Dataset entries
--- Start ---

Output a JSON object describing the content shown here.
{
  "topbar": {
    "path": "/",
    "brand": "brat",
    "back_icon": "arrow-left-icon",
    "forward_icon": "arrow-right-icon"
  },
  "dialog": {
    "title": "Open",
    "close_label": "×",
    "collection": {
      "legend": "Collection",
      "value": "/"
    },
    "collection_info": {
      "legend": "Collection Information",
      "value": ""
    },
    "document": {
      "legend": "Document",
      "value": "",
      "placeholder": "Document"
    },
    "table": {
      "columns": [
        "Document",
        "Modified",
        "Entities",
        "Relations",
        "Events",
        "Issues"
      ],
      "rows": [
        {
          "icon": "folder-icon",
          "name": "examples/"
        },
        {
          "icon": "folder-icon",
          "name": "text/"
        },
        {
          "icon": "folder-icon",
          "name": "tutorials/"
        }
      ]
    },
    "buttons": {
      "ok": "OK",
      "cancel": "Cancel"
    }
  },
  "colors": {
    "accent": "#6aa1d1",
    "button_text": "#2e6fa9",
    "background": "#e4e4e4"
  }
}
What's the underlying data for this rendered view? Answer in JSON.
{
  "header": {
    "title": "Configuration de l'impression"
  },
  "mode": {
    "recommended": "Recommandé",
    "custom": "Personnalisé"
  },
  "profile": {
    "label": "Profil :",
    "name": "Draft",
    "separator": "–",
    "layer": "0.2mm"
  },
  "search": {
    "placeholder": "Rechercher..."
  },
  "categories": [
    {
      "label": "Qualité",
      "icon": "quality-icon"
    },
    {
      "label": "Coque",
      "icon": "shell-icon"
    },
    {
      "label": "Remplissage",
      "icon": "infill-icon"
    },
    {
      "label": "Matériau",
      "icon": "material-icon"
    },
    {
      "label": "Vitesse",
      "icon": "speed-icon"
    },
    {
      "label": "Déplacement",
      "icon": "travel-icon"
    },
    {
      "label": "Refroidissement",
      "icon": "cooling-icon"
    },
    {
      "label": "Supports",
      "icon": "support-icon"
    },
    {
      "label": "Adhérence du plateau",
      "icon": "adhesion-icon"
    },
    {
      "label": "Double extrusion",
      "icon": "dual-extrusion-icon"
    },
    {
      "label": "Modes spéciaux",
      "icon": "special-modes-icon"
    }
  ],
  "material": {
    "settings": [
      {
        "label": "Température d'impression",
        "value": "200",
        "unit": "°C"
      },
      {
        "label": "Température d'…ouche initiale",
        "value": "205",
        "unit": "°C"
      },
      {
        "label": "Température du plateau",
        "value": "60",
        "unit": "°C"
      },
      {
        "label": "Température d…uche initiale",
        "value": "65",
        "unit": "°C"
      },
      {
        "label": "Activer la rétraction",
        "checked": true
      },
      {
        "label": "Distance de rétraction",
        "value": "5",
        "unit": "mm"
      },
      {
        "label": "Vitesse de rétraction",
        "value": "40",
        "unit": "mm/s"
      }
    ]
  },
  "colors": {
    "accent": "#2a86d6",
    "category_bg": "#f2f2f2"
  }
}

--- End ---

List each line of the records that holds the string "plateau".

THE RESPONSE:
      "label": "Adhérence du plateau",
        "label": "Température du plateau",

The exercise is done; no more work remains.